▶ _SET TASK_
The required output consists solely of the lines from the line containing "Give me a plain-text" through the end of the records, copied exactly.

▶ _RECORDS FOR THIS EXERCISE_
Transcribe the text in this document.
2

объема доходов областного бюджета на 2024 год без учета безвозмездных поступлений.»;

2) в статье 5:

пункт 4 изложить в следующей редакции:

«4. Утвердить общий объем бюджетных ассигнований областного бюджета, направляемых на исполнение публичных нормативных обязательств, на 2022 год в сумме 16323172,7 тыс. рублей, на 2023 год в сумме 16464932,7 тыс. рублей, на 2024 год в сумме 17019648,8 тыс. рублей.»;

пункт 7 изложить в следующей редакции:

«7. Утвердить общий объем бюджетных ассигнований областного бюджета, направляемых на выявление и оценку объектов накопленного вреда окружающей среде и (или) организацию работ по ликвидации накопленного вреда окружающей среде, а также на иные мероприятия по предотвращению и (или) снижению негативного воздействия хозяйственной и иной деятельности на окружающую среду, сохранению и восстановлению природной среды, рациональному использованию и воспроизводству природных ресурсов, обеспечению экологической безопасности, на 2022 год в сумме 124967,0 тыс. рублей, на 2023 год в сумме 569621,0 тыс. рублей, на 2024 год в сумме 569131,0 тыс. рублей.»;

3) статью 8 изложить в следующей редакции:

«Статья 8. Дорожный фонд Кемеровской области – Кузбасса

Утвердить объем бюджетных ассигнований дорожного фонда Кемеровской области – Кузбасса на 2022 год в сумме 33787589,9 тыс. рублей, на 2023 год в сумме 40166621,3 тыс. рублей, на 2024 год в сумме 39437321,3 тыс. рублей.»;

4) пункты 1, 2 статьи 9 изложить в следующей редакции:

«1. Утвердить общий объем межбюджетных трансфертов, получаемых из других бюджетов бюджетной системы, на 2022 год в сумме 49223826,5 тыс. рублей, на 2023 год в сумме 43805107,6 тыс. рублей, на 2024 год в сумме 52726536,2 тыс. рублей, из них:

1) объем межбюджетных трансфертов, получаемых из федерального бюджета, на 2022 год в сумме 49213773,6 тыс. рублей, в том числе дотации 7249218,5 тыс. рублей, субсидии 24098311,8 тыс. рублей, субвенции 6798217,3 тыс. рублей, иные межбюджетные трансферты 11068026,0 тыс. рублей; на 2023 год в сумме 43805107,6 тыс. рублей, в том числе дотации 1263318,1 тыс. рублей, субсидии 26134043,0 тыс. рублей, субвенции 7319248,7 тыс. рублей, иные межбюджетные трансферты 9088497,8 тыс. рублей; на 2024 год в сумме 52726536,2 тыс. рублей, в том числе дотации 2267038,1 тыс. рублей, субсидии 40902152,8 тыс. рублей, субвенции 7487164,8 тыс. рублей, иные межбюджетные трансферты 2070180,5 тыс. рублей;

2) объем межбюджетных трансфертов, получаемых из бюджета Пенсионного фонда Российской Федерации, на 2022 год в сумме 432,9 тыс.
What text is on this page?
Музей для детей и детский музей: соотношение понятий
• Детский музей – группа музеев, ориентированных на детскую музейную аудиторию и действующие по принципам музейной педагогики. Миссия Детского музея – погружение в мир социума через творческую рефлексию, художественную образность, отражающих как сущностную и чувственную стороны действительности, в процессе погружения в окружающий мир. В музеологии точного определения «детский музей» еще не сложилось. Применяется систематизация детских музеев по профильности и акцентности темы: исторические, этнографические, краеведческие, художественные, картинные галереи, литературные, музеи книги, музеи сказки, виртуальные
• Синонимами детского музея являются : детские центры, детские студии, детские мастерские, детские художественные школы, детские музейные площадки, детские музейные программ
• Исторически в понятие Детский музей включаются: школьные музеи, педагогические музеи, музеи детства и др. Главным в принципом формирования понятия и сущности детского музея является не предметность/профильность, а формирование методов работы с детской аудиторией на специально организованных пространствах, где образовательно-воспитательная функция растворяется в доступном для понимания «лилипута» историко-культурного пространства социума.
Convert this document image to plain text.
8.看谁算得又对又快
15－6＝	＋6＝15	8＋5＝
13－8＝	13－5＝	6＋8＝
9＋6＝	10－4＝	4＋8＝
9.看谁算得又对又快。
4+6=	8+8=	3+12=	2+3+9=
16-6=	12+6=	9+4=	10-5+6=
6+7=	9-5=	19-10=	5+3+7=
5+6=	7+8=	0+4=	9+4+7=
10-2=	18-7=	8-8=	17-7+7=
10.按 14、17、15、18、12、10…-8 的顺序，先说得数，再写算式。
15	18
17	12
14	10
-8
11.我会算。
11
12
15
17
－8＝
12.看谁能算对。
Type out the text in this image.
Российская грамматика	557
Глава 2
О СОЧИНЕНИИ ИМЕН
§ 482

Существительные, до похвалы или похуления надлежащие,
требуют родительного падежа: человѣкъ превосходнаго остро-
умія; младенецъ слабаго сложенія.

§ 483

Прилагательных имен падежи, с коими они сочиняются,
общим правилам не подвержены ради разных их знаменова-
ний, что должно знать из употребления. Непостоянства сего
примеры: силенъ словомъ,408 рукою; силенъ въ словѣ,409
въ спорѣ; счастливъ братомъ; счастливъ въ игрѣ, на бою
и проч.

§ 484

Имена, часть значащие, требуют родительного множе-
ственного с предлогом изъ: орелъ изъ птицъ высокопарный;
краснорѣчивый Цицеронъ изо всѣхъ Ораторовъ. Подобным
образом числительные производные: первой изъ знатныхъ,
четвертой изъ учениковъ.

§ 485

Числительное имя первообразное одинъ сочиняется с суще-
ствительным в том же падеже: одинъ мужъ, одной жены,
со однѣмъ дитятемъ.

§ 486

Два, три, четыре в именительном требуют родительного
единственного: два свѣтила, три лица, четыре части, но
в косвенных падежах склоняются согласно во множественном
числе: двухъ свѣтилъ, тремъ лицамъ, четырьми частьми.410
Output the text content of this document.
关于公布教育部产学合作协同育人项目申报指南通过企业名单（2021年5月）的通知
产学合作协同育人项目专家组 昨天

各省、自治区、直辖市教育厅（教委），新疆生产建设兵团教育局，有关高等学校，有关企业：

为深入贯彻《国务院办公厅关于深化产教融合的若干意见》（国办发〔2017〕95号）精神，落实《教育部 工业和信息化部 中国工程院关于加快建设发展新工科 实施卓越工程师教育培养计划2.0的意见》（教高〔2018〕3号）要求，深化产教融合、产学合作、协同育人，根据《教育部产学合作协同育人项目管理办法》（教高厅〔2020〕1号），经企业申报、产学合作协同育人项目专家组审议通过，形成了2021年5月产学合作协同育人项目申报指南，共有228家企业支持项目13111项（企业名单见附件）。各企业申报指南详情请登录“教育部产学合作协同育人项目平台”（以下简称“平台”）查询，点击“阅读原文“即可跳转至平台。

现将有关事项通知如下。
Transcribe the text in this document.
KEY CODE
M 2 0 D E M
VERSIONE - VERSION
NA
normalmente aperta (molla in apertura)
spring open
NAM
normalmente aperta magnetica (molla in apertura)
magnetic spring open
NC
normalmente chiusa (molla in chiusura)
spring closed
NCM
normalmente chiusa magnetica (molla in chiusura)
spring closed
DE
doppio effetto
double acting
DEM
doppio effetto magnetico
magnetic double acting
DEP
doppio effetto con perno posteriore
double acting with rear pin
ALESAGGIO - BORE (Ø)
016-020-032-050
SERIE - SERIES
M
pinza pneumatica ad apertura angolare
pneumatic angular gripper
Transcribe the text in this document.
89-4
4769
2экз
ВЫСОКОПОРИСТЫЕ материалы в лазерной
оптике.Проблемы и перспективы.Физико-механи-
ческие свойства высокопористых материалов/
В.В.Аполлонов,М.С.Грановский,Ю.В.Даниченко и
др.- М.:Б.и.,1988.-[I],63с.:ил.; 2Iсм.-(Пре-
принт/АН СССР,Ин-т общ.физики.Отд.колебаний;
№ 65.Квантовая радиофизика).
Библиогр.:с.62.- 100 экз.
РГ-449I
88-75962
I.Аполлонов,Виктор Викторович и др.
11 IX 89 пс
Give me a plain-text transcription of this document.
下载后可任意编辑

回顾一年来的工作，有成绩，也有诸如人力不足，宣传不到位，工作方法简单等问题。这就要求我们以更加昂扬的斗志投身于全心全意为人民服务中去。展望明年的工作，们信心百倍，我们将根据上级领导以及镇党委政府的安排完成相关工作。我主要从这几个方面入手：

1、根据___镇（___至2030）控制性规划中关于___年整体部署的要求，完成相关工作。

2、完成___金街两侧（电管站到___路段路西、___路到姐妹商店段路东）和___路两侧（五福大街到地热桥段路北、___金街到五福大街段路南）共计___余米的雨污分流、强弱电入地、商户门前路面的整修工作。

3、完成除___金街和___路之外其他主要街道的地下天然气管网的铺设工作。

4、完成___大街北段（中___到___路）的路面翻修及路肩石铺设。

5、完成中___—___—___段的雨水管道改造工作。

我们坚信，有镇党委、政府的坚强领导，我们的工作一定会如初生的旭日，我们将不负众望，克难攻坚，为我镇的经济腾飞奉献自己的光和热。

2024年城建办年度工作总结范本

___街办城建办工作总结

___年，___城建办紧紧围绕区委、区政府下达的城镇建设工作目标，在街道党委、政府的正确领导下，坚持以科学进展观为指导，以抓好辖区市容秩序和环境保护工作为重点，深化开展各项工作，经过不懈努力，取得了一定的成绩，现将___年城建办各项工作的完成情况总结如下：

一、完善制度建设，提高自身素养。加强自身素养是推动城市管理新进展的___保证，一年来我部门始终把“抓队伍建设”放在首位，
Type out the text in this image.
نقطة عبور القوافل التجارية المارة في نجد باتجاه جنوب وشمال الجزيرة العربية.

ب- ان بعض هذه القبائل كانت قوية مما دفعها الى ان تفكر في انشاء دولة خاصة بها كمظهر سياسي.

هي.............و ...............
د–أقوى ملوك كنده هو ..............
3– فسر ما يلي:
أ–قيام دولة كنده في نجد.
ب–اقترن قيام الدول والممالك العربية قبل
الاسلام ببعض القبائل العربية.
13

▶ _EXERCISE RESULT_
Give me a plain-text transcription of this document.
下载后可任意编辑

回顾一年来的工作，有成绩，也有诸如人力不足，宣传不到位，工作方法简单等问题。这就要求我们以更加昂扬的斗志投身于全心全意为人民服务中去。展望明年的工作，们信心百倍，我们将根据上级领导以及镇党委政府的安排完成相关工作。我主要从这几个方面入手：

1、根据___镇（___至2030）控制性规划中关于___年整体部署的要求，完成相关工作。

2、完成___金街两侧（电管站到___路段路西、___路到姐妹商店段路东）和___路两侧（五福大街到地热桥段路北、___金街到五福大街段路南）共计___余米的雨污分流、强弱电入地、商户门前路面的整修工作。

3、完成除___金街和___路之外其他主要街道的地下天然气管网的铺设工作。

4、完成___大街北段（中___到___路）的路面翻修及路肩石铺设。

5、完成中___—___—___段的雨水管道改造工作。

我们坚信，有镇党委、政府的坚强领导，我们的工作一定会如初生的旭日，我们将不负众望，克难攻坚，为我镇的经济腾飞奉献自己的光和热。

2024年城建办年度工作总结范本

___街办城建办工作总结

___年，___城建办紧紧围绕区委、区政府下达的城镇建设工作目标，在街道党委、政府的正确领导下，坚持以科学进展观为指导，以抓好辖区市容秩序和环境保护工作为重点，深化开展各项工作，经过不懈努力，取得了一定的成绩，现将___年城建办各项工作的完成情况总结如下：

一、完善制度建设，提高自身素养。加强自身素养是推动城市管理新进展的___保证，一年来我部门始终把“抓队伍建设”放在首位，
Type out the text in this image.
نقطة عبور القوافل التجارية المارة في نجد باتجاه جنوب وشمال الجزيرة العربية.

ب- ان بعض هذه القبائل كانت قوية مما دفعها الى ان تفكر في انشاء دولة خاصة بها كمظهر سياسي.

هي.............و ...............
د–أقوى ملوك كنده هو ..............
3– فسر ما يلي:
أ–قيام دولة كنده في نجد.
ب–اقترن قيام الدول والممالك العربية قبل
الاسلام ببعض القبائل العربية.
13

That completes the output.